AIM OF THE EXERCISE: Set the data down again, exactly as it reads, but without the pictures.
== GIVEN RECORDS
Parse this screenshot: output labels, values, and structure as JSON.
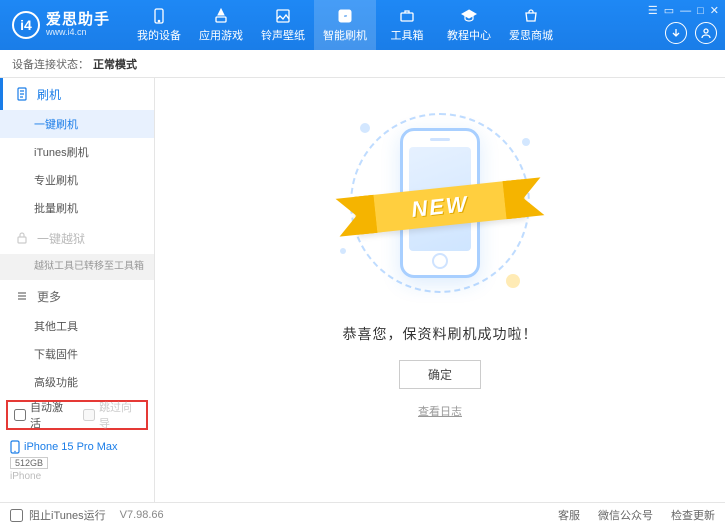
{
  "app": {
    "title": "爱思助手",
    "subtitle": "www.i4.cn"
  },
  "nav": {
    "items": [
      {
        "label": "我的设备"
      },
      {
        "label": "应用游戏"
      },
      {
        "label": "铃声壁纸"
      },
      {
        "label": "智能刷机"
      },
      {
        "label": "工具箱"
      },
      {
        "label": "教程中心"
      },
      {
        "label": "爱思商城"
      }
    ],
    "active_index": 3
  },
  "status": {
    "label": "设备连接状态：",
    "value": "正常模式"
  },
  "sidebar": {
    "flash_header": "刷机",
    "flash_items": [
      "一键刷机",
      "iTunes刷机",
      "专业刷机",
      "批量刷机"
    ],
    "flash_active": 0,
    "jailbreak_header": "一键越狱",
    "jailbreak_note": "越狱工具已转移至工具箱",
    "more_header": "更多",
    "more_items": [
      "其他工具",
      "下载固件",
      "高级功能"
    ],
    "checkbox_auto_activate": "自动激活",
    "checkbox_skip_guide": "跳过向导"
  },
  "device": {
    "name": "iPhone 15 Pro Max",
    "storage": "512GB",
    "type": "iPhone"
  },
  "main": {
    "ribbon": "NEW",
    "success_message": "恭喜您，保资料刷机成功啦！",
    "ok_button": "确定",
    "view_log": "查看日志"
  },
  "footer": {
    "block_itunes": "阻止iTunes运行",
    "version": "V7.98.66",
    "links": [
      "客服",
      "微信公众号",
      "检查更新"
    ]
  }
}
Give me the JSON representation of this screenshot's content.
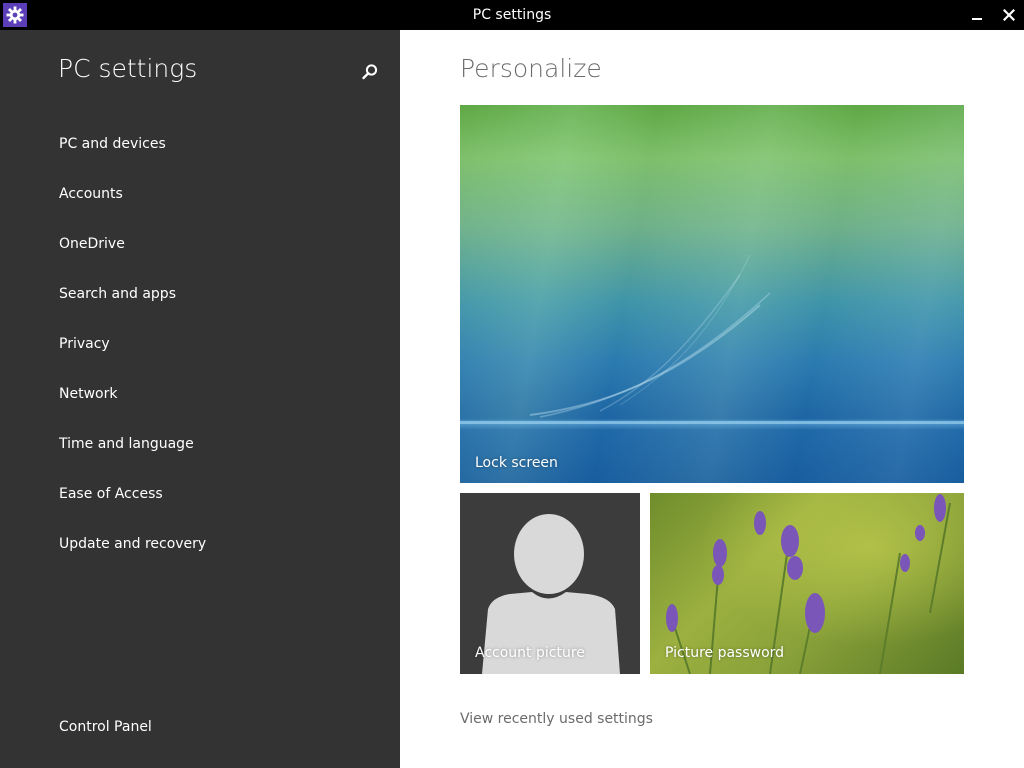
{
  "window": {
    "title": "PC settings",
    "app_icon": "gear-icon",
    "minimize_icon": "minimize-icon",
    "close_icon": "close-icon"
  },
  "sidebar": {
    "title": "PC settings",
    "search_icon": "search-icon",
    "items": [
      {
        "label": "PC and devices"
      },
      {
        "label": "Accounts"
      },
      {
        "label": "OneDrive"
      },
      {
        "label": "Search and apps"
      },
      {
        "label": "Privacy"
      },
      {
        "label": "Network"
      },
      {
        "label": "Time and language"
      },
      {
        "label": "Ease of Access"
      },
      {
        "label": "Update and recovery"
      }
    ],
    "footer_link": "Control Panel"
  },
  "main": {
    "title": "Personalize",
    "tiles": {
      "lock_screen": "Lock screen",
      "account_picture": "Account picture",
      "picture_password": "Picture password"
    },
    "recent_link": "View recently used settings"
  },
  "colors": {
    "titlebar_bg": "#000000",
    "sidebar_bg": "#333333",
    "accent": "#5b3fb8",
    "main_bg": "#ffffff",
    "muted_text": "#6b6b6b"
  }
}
====
TASK RESPONSE:
Parse this screenshot: output labels, values, and structure as JSON.
{
  "app": {
    "title": "爱思助手",
    "subtitle": "www.i4.cn"
  },
  "nav": {
    "items": [
      {
        "label": "我的设备"
      },
      {
        "label": "应用游戏"
      },
      {
        "label": "铃声壁纸"
      },
      {
        "label": "智能刷机"
      },
      {
        "label": "工具箱"
      },
      {
        "label": "教程中心"
      },
      {
        "label": "爱思商城"
      }
    ],
    "active_index": 3
  },
  "status": {
    "label": "设备连接状态：",
    "value": "正常模式"
  },
  "sidebar": {
    "flash_header": "刷机",
    "flash_items": [
      "一键刷机",
      "iTunes刷机",
      "专业刷机",
      "批量刷机"
    ],
    "flash_active": 0,
    "jailbreak_header": "一键越狱",
    "jailbreak_note": "越狱工具已转移至工具箱",
    "more_header": "更多",
    "more_items": [
      "其他工具",
      "下载固件",
      "高级功能"
    ],
    "checkbox_auto_activate": "自动激活",
    "checkbox_skip_guide": "跳过向导"
  },
  "device": {
    "name": "iPhone 15 Pro Max",
    "storage": "512GB",
    "type": "iPhone"
  },
  "main": {
    "ribbon": "NEW",
    "success_message": "恭喜您，保资料刷机成功啦！",
    "ok_button": "确定",
    "view_log": "查看日志"
  },
  "footer": {
    "block_itunes": "阻止iTunes运行",
    "version": "V7.98.66",
    "links": [
      "客服",
      "微信公众号",
      "检查更新"
    ]
  }
}
Give me the JSON representation of this screenshot's content.
{
  "window": {
    "title": "PC settings",
    "app_icon": "gear-icon",
    "minimize_icon": "minimize-icon",
    "close_icon": "close-icon"
  },
  "sidebar": {
    "title": "PC settings",
    "search_icon": "search-icon",
    "items": [
      {
        "label": "PC and devices"
      },
      {
        "label": "Accounts"
      },
      {
        "label": "OneDrive"
      },
      {
        "label": "Search and apps"
      },
      {
        "label": "Privacy"
      },
      {
        "label": "Network"
      },
      {
        "label": "Time and language"
      },
      {
        "label": "Ease of Access"
      },
      {
        "label": "Update and recovery"
      }
    ],
    "footer_link": "Control Panel"
  },
  "main": {
    "title": "Personalize",
    "tiles": {
      "lock_screen": "Lock screen",
      "account_picture": "Account picture",
      "picture_password": "Picture password"
    },
    "recent_link": "View recently used settings"
  },
  "colors": {
    "titlebar_bg": "#000000",
    "sidebar_bg": "#333333",
    "accent": "#5b3fb8",
    "main_bg": "#ffffff",
    "muted_text": "#6b6b6b"
  }
}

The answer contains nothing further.